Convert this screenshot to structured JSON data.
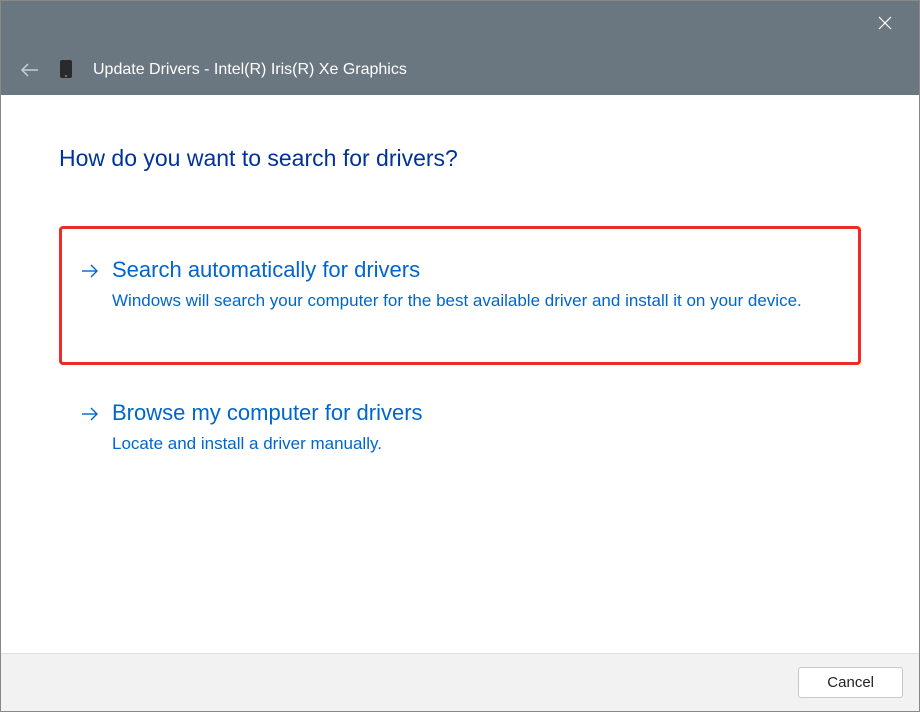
{
  "titlebar": {
    "window_title": "Update Drivers - Intel(R) Iris(R) Xe Graphics"
  },
  "content": {
    "heading": "How do you want to search for drivers?",
    "options": [
      {
        "title": "Search automatically for drivers",
        "description": "Windows will search your computer for the best available driver and install it on your device."
      },
      {
        "title": "Browse my computer for drivers",
        "description": "Locate and install a driver manually."
      }
    ]
  },
  "footer": {
    "cancel_label": "Cancel"
  }
}
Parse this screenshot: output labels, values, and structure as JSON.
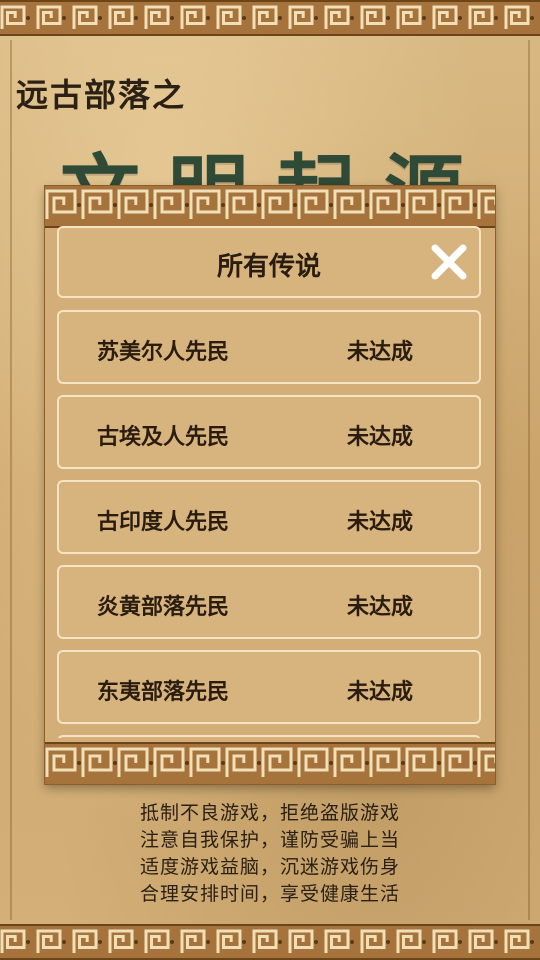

Problem description —
Print out the lines exactly, skipping any picture.

Response to this exercise —
Convert this screenshot to structured JSON data.
{
  "titlebar": {
    "window_title": "Update Drivers - Intel(R) Iris(R) Xe Graphics"
  },
  "content": {
    "heading": "How do you want to search for drivers?",
    "options": [
      {
        "title": "Search automatically for drivers",
        "description": "Windows will search your computer for the best available driver and install it on your device."
      },
      {
        "title": "Browse my computer for drivers",
        "description": "Locate and install a driver manually."
      }
    ]
  },
  "footer": {
    "cancel_label": "Cancel"
  }
}
Parse this screenshot: output labels, values, and structure as JSON.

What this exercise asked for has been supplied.